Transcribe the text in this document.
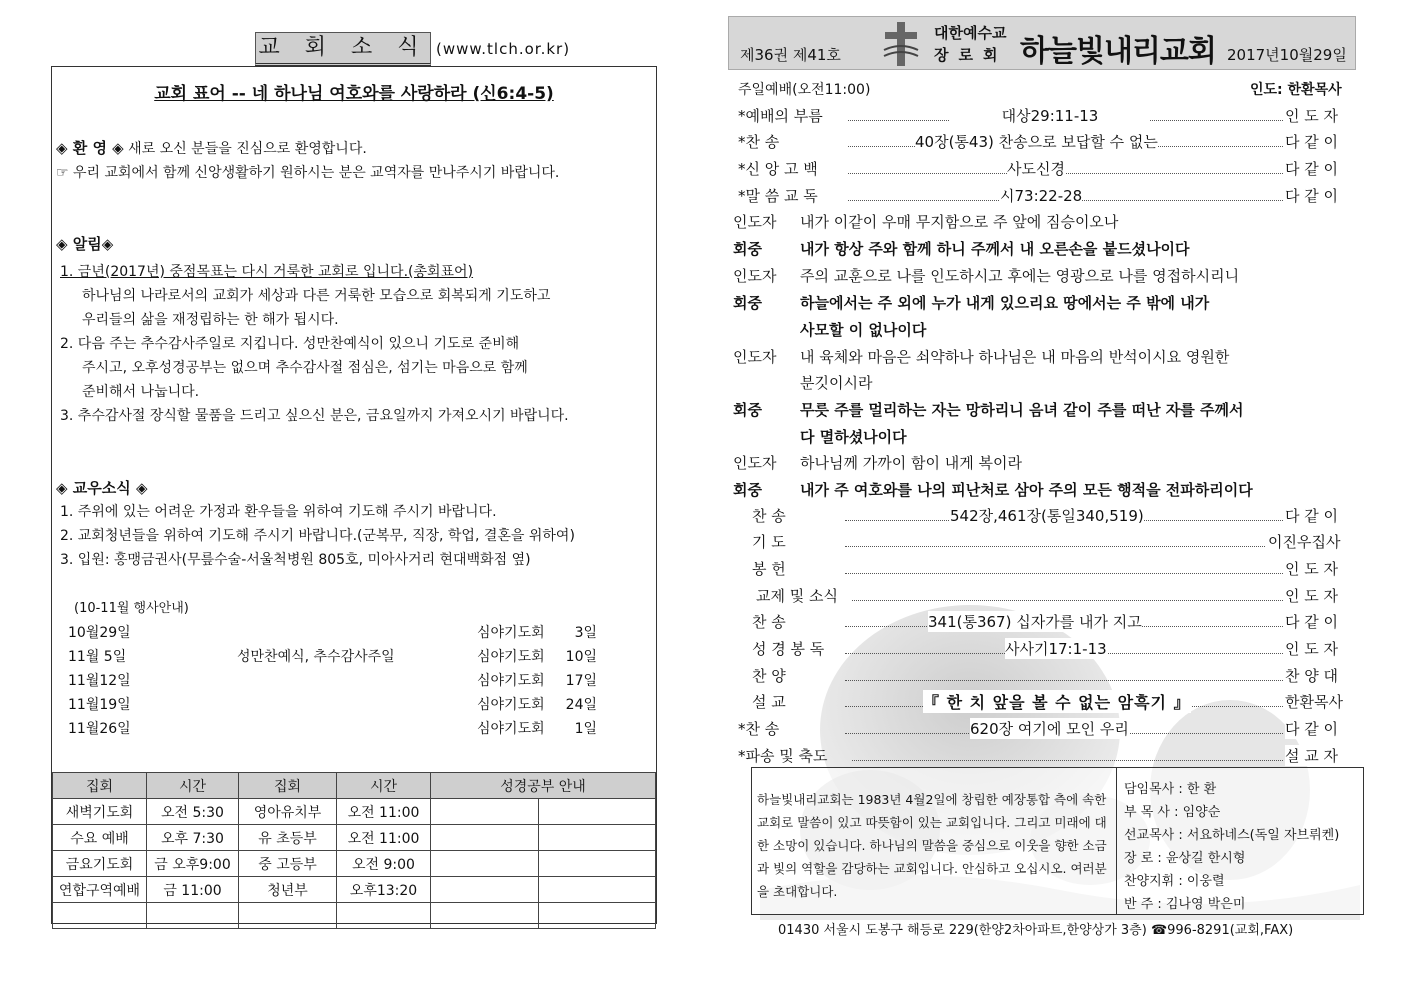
교 회 소 식 (www.tlch.or.kr)
교회 표어 -- 네 하나님 여호와를 사랑하라 (신6:4-5)
◈ 환 영 ◈ 새로 오신 분들을 진심으로 환영합니다.
☞ 우리 교회에서 함께 신앙생활하기 원하시는 분은 교역자를 만나주시기 바랍니다.
◈ 알림◈
1. 금년(2017년) 중점목표는 다시 거룩한 교회로 입니다.(총회표어)
하나님의 나라로서의 교회가 세상과 다른 거룩한 모습으로 회복되게 기도하고
우리들의 삶을 재정립하는 한 해가 됩시다.
2. 다음 주는 추수감사주일로 지킵니다. 성만찬예식이 있으니 기도로 준비해
주시고, 오후성경공부는 없으며 추수감사절 점심은, 섬기는 마음으로 함께
준비해서 나눕니다.
3. 추수감사절 장식할 물품을 드리고 싶으신 분은, 금요일까지 가져오시기 바랍니다.
◈ 교우소식 ◈
1. 주위에 있는 어려운 가정과 환우들을 위하여 기도해 주시기 바랍니다.
2. 교회청년들을 위하여 기도해 주시기 바랍니다.(군복무, 직장, 학업, 결혼을 위하여)
3. 입원: 홍맹금권사(무릎수술-서울척병원 805호, 미아사거리 현대백화점 옆)
(10-11월 행사안내)
10월29일	심야기도회	3일
11월 5일	성만찬예식, 추수감사주일	심야기도회	10일
11월12일	심야기도회	17일
11월19일	심야기도회	24일
11월26일	심야기도회	1일
집회	시간	집회	시간	성경공부 안내	
새벽기도회	오전 5:30	영아유치부	오전 11:00		
수요 예배	오후 7:30	유 초등부	오전 11:00		
금요기도회	금 오후9:00	중 고등부	오전 9:00		
연합구역예배	금 11:00	청년부	오후13:20		

제36권 제41호
대한예수교
장로회 하늘빛내리교회 2017년10월29일
주일예배(오전11:00)	인도: 한환목사
*예배의 부름	대상29:11-13	인 도 자
*찬 송	40장(통43) 찬송으로 보답할 수 없는	다 같 이
*신 앙 고 백	사도신경	다 같 이
*말 씀 교 독	시73:22-28	다 같 이
인도자 내가 이같이 우매 무지함으로 주 앞에 짐승이오나
회중	내가 항상 주와 함께 하니 주께서 내 오른손을 붙드셨나이다
인도자 주의 교훈으로 나를 인도하시고 후에는 영광으로 나를 영접하시리니
회중	하늘에서는 주 외에 누가 내게 있으리요 땅에서는 주 밖에 내가
사모할 이 없나이다
인도자 내 육체와 마음은 쇠약하나 하나님은 내 마음의 반석이시요 영원한
분깃이시라
회중	무릇 주를 멀리하는 자는 망하리니 음녀 같이 주를 떠난 자를 주께서
다 멸하셨나이다
인도자 하나님께 가까이 함이 내게 복이라
회중	내가 주 여호와를 나의 피난처로 삼아 주의 모든 행적을 전파하리이다
찬 송	542장,461장(통일340,519)	다 같 이
기 도	이진우집사
봉 헌	인 도 자
교제 및 소식	인 도 자
찬 송	341(통367) 십자가를 내가 지고	다 같 이
성 경 봉 독	사사기17:1-13	인 도 자
찬 양	찬 양 대
설 교	『 한 치 앞을 볼 수 없는 암흑기 』	한환목사
*찬 송	620장 여기에 모인 우리	다 같 이
*파송 및 축도	설 교 자
하늘빛내리교회는 1983년 4월2일에 창립한 예장통합 측에 속한 교회로 말씀이 있고 따뜻함이 있는 교회입니다. 그리고 미래에 대한 소망이 있습니다. 하나님의 말씀을 중심으로 이웃을 향한 소금과 빛의 역할을 감당하는 교회입니다. 안심하고 오십시오. 여러분을 초대합니다.
담임목사 : 한 환
부 목 사 : 임양순
선교목사 : 서요하네스(독일 자브뤼켄)
장 로 : 윤상길 한시형
찬양지휘 : 이웅렬
반 주 : 김나영 박은미
01430 서울시 도봉구 해등로 229(한양2차아파트,한양상가 3층) ☎996-8291(교회,FAX)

◆ **Written problem**:
Return all of the entries word for word, but omit the pictures.

◆ **The reply**:
Transcribe the text in this document.
교 회 소 식 (www.tlch.or.kr)
교회 표어 -- 네 하나님 여호와를 사랑하라 (신6:4-5)
◈ 환 영 ◈ 새로 오신 분들을 진심으로 환영합니다.
☞ 우리 교회에서 함께 신앙생활하기 원하시는 분은 교역자를 만나주시기 바랍니다.
◈ 알림◈
1. 금년(2017년) 중점목표는 다시 거룩한 교회로 입니다.(총회표어)
하나님의 나라로서의 교회가 세상과 다른 거룩한 모습으로 회복되게 기도하고
우리들의 삶을 재정립하는 한 해가 됩시다.
2. 다음 주는 추수감사주일로 지킵니다. 성만찬예식이 있으니 기도로 준비해
주시고, 오후성경공부는 없으며 추수감사절 점심은, 섬기는 마음으로 함께
준비해서 나눕니다.
3. 추수감사절 장식할 물품을 드리고 싶으신 분은, 금요일까지 가져오시기 바랍니다.
◈ 교우소식 ◈
1. 주위에 있는 어려운 가정과 환우들을 위하여 기도해 주시기 바랍니다.
2. 교회청년들을 위하여 기도해 주시기 바랍니다.(군복무, 직장, 학업, 결혼을 위하여)
3. 입원: 홍맹금권사(무릎수술-서울척병원 805호, 미아사거리 현대백화점 옆)
(10-11월 행사안내)
10월29일	심야기도회	3일
11월 5일	성만찬예식, 추수감사주일	심야기도회	10일
11월12일	심야기도회	17일
11월19일	심야기도회	24일
11월26일	심야기도회	1일
집회	시간	집회	시간	성경공부 안내	
새벽기도회	오전 5:30	영아유치부	오전 11:00		
수요 예배	오후 7:30	유 초등부	오전 11:00		
금요기도회	금 오후9:00	중 고등부	오전 9:00		
연합구역예배	금 11:00	청년부	오후13:20		

제36권 제41호
대한예수교
장로회 하늘빛내리교회 2017년10월29일
주일예배(오전11:00)	인도: 한환목사
*예배의 부름	대상29:11-13	인 도 자
*찬 송	40장(통43) 찬송으로 보답할 수 없는	다 같 이
*신 앙 고 백	사도신경	다 같 이
*말 씀 교 독	시73:22-28	다 같 이
인도자 내가 이같이 우매 무지함으로 주 앞에 짐승이오나
회중	내가 항상 주와 함께 하니 주께서 내 오른손을 붙드셨나이다
인도자 주의 교훈으로 나를 인도하시고 후에는 영광으로 나를 영접하시리니
회중	하늘에서는 주 외에 누가 내게 있으리요 땅에서는 주 밖에 내가
사모할 이 없나이다
인도자 내 육체와 마음은 쇠약하나 하나님은 내 마음의 반석이시요 영원한
분깃이시라
회중	무릇 주를 멀리하는 자는 망하리니 음녀 같이 주를 떠난 자를 주께서
다 멸하셨나이다
인도자 하나님께 가까이 함이 내게 복이라
회중	내가 주 여호와를 나의 피난처로 삼아 주의 모든 행적을 전파하리이다
찬 송	542장,461장(통일340,519)	다 같 이
기 도	이진우집사
봉 헌	인 도 자
교제 및 소식	인 도 자
찬 송	341(통367) 십자가를 내가 지고	다 같 이
성 경 봉 독	사사기17:1-13	인 도 자
찬 양	찬 양 대
설 교	『 한 치 앞을 볼 수 없는 암흑기 』	한환목사
*찬 송	620장 여기에 모인 우리	다 같 이
*파송 및 축도	설 교 자
하늘빛내리교회는 1983년 4월2일에 창립한 예장통합 측에 속한 교회로 말씀이 있고 따뜻함이 있는 교회입니다. 그리고 미래에 대한 소망이 있습니다. 하나님의 말씀을 중심으로 이웃을 향한 소금과 빛의 역할을 감당하는 교회입니다. 안심하고 오십시오. 여러분을 초대합니다.
담임목사 : 한 환
부 목 사 : 임양순
선교목사 : 서요하네스(독일 자브뤼켄)
장 로 : 윤상길 한시형
찬양지휘 : 이웅렬
반 주 : 김나영 박은미
01430 서울시 도봉구 해등로 229(한양2차아파트,한양상가 3층) ☎996-8291(교회,FAX)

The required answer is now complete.